▶ _GOAL OF THE EXERCISE_: Retype all the records with nothing changed.

▶ _SOURCE RECORDS_:
** begin **
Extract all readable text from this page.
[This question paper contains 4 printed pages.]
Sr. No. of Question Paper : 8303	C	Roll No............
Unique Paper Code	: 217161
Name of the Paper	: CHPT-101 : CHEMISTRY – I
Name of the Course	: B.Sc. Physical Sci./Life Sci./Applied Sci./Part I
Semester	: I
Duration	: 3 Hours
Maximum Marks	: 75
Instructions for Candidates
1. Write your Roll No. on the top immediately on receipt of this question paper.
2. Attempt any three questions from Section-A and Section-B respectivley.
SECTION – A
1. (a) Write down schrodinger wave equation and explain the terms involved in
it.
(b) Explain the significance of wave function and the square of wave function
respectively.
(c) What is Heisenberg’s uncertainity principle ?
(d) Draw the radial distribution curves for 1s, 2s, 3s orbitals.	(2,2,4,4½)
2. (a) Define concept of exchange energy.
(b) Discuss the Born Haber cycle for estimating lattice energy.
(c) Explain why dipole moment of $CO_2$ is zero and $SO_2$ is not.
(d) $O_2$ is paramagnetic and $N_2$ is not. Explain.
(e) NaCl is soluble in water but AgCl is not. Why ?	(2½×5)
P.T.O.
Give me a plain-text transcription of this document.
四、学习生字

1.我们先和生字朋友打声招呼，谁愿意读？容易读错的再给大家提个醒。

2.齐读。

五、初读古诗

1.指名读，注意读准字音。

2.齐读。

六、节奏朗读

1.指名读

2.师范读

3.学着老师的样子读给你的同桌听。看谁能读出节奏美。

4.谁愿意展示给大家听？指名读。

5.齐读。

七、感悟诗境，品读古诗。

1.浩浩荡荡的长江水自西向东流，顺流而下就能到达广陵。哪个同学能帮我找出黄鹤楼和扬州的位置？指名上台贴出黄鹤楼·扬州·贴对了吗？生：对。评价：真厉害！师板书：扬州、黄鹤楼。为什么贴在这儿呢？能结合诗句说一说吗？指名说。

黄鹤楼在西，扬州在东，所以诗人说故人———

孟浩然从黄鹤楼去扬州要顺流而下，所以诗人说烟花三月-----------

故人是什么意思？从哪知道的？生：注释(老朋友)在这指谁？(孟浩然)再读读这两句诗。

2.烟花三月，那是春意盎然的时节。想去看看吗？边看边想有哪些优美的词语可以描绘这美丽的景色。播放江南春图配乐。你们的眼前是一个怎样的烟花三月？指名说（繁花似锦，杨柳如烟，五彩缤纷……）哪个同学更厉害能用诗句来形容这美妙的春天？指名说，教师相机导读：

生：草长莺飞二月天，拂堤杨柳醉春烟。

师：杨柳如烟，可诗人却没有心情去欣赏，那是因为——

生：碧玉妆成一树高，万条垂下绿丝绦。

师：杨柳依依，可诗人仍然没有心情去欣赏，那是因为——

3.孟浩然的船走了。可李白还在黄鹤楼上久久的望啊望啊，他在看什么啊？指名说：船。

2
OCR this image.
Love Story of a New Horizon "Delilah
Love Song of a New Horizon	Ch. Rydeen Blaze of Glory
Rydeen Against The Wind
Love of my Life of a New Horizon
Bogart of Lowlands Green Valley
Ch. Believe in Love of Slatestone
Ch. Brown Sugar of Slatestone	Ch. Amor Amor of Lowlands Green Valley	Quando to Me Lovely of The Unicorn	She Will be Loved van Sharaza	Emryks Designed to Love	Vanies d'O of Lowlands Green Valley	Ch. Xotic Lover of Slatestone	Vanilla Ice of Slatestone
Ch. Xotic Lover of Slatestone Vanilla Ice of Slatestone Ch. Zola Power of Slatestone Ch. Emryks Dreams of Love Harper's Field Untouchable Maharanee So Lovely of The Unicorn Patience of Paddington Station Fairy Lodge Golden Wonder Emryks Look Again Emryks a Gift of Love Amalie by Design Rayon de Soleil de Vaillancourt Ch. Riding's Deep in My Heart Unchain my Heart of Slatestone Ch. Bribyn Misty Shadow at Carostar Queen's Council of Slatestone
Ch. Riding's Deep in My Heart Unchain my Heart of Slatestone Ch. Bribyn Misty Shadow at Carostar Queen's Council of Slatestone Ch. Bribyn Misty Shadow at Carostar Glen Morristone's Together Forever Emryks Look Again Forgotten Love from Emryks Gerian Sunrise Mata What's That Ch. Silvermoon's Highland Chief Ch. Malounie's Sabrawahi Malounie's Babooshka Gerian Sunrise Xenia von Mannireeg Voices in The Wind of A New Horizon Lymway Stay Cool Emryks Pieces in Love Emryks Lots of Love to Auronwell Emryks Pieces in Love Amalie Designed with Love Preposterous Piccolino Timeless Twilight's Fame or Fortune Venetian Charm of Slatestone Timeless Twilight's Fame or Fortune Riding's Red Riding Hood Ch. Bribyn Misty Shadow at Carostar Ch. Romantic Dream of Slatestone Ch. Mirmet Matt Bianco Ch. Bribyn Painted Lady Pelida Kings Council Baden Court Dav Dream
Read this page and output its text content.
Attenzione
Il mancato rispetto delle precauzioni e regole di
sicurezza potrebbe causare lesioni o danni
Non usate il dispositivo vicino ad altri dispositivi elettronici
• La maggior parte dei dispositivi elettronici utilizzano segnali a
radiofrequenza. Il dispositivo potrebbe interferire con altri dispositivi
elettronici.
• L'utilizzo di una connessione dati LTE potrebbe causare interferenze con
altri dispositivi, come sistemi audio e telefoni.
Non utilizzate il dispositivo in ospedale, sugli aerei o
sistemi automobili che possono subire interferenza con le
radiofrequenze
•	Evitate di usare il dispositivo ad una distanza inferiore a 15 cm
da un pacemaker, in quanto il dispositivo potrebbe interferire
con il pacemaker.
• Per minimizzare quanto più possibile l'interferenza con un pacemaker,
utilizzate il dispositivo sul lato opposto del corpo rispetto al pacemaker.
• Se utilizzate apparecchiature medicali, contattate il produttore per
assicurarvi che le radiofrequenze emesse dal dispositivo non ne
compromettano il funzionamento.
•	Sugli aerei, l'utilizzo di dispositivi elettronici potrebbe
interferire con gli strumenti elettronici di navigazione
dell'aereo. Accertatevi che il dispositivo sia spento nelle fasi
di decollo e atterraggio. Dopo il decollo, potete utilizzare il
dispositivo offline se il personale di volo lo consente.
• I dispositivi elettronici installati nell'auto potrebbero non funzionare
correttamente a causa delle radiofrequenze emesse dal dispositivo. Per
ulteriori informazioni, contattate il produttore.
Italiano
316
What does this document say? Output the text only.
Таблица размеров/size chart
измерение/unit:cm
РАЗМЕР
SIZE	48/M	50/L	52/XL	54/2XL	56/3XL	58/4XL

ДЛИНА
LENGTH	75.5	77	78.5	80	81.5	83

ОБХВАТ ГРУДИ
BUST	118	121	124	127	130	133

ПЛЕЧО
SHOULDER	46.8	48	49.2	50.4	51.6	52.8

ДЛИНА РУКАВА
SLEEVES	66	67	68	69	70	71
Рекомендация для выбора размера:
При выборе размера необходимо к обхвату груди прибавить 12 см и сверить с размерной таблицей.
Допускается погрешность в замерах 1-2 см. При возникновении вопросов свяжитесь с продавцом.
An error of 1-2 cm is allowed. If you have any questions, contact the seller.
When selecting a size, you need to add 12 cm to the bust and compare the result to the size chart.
** end **
▶ _RESPONSE BELOW_:
Extract all readable text from this page.
[This question paper contains 4 printed pages.]
Sr. No. of Question Paper : 8303	C	Roll No............
Unique Paper Code	: 217161
Name of the Paper	: CHPT-101 : CHEMISTRY – I
Name of the Course	: B.Sc. Physical Sci./Life Sci./Applied Sci./Part I
Semester	: I
Duration	: 3 Hours
Maximum Marks	: 75
Instructions for Candidates
1. Write your Roll No. on the top immediately on receipt of this question paper.
2. Attempt any three questions from Section-A and Section-B respectivley.
SECTION – A
1. (a) Write down schrodinger wave equation and explain the terms involved in
it.
(b) Explain the significance of wave function and the square of wave function
respectively.
(c) What is Heisenberg’s uncertainity principle ?
(d) Draw the radial distribution curves for 1s, 2s, 3s orbitals.	(2,2,4,4½)
2. (a) Define concept of exchange energy.
(b) Discuss the Born Haber cycle for estimating lattice energy.
(c) Explain why dipole moment of $CO_2$ is zero and $SO_2$ is not.
(d) $O_2$ is paramagnetic and $N_2$ is not. Explain.
(e) NaCl is soluble in water but AgCl is not. Why ?	(2½×5)
P.T.O.
Give me a plain-text transcription of this document.
四、学习生字

1.我们先和生字朋友打声招呼，谁愿意读？容易读错的再给大家提个醒。

2.齐读。

五、初读古诗

1.指名读，注意读准字音。

2.齐读。

六、节奏朗读

1.指名读

2.师范读

3.学着老师的样子读给你的同桌听。看谁能读出节奏美。

4.谁愿意展示给大家听？指名读。

5.齐读。

七、感悟诗境，品读古诗。

1.浩浩荡荡的长江水自西向东流，顺流而下就能到达广陵。哪个同学能帮我找出黄鹤楼和扬州的位置？指名上台贴出黄鹤楼·扬州·贴对了吗？生：对。评价：真厉害！师板书：扬州、黄鹤楼。为什么贴在这儿呢？能结合诗句说一说吗？指名说。

黄鹤楼在西，扬州在东，所以诗人说故人———

孟浩然从黄鹤楼去扬州要顺流而下，所以诗人说烟花三月-----------

故人是什么意思？从哪知道的？生：注释(老朋友)在这指谁？(孟浩然)再读读这两句诗。

2.烟花三月，那是春意盎然的时节。想去看看吗？边看边想有哪些优美的词语可以描绘这美丽的景色。播放江南春图配乐。你们的眼前是一个怎样的烟花三月？指名说（繁花似锦，杨柳如烟，五彩缤纷……）哪个同学更厉害能用诗句来形容这美妙的春天？指名说，教师相机导读：

生：草长莺飞二月天，拂堤杨柳醉春烟。

师：杨柳如烟，可诗人却没有心情去欣赏，那是因为——

生：碧玉妆成一树高，万条垂下绿丝绦。

师：杨柳依依，可诗人仍然没有心情去欣赏，那是因为——

3.孟浩然的船走了。可李白还在黄鹤楼上久久的望啊望啊，他在看什么啊？指名说：船。

2
OCR this image.
Love Story of a New Horizon "Delilah
Love Song of a New Horizon	Ch. Rydeen Blaze of Glory
Rydeen Against The Wind
Love of my Life of a New Horizon
Bogart of Lowlands Green Valley
Ch. Believe in Love of Slatestone
Ch. Brown Sugar of Slatestone	Ch. Amor Amor of Lowlands Green Valley	Quando to Me Lovely of The Unicorn	She Will be Loved van Sharaza	Emryks Designed to Love	Vanies d'O of Lowlands Green Valley	Ch. Xotic Lover of Slatestone	Vanilla Ice of Slatestone
Ch. Xotic Lover of Slatestone Vanilla Ice of Slatestone Ch. Zola Power of Slatestone Ch. Emryks Dreams of Love Harper's Field Untouchable Maharanee So Lovely of The Unicorn Patience of Paddington Station Fairy Lodge Golden Wonder Emryks Look Again Emryks a Gift of Love Amalie by Design Rayon de Soleil de Vaillancourt Ch. Riding's Deep in My Heart Unchain my Heart of Slatestone Ch. Bribyn Misty Shadow at Carostar Queen's Council of Slatestone
Ch. Riding's Deep in My Heart Unchain my Heart of Slatestone Ch. Bribyn Misty Shadow at Carostar Queen's Council of Slatestone Ch. Bribyn Misty Shadow at Carostar Glen Morristone's Together Forever Emryks Look Again Forgotten Love from Emryks Gerian Sunrise Mata What's That Ch. Silvermoon's Highland Chief Ch. Malounie's Sabrawahi Malounie's Babooshka Gerian Sunrise Xenia von Mannireeg Voices in The Wind of A New Horizon Lymway Stay Cool Emryks Pieces in Love Emryks Lots of Love to Auronwell Emryks Pieces in Love Amalie Designed with Love Preposterous Piccolino Timeless Twilight's Fame or Fortune Venetian Charm of Slatestone Timeless Twilight's Fame or Fortune Riding's Red Riding Hood Ch. Bribyn Misty Shadow at Carostar Ch. Romantic Dream of Slatestone Ch. Mirmet Matt Bianco Ch. Bribyn Painted Lady Pelida Kings Council Baden Court Dav Dream
Read this page and output its text content.
Attenzione
Il mancato rispetto delle precauzioni e regole di
sicurezza potrebbe causare lesioni o danni
Non usate il dispositivo vicino ad altri dispositivi elettronici
• La maggior parte dei dispositivi elettronici utilizzano segnali a
radiofrequenza. Il dispositivo potrebbe interferire con altri dispositivi
elettronici.
• L'utilizzo di una connessione dati LTE potrebbe causare interferenze con
altri dispositivi, come sistemi audio e telefoni.
Non utilizzate il dispositivo in ospedale, sugli aerei o
sistemi automobili che possono subire interferenza con le
radiofrequenze
•	Evitate di usare il dispositivo ad una distanza inferiore a 15 cm
da un pacemaker, in quanto il dispositivo potrebbe interferire
con il pacemaker.
• Per minimizzare quanto più possibile l'interferenza con un pacemaker,
utilizzate il dispositivo sul lato opposto del corpo rispetto al pacemaker.
• Se utilizzate apparecchiature medicali, contattate il produttore per
assicurarvi che le radiofrequenze emesse dal dispositivo non ne
compromettano il funzionamento.
•	Sugli aerei, l'utilizzo di dispositivi elettronici potrebbe
interferire con gli strumenti elettronici di navigazione
dell'aereo. Accertatevi che il dispositivo sia spento nelle fasi
di decollo e atterraggio. Dopo il decollo, potete utilizzare il
dispositivo offline se il personale di volo lo consente.
• I dispositivi elettronici installati nell'auto potrebbero non funzionare
correttamente a causa delle radiofrequenze emesse dal dispositivo. Per
ulteriori informazioni, contattate il produttore.
Italiano
316
What does this document say? Output the text only.
Таблица размеров/size chart
измерение/unit:cm
РАЗМЕР
SIZE	48/M	50/L	52/XL	54/2XL	56/3XL	58/4XL

ДЛИНА
LENGTH	75.5	77	78.5	80	81.5	83

ОБХВАТ ГРУДИ
BUST	118	121	124	127	130	133

ПЛЕЧО
SHOULDER	46.8	48	49.2	50.4	51.6	52.8

ДЛИНА РУКАВА
SLEEVES	66	67	68	69	70	71
Рекомендация для выбора размера:
При выборе размера необходимо к обхвату груди прибавить 12 см и сверить с размерной таблицей.
Допускается погрешность в замерах 1-2 см. При возникновении вопросов свяжитесь с продавцом.
An error of 1-2 cm is allowed. If you have any questions, contact the seller.
When selecting a size, you need to add 12 cm to the bust and compare the result to the size chart.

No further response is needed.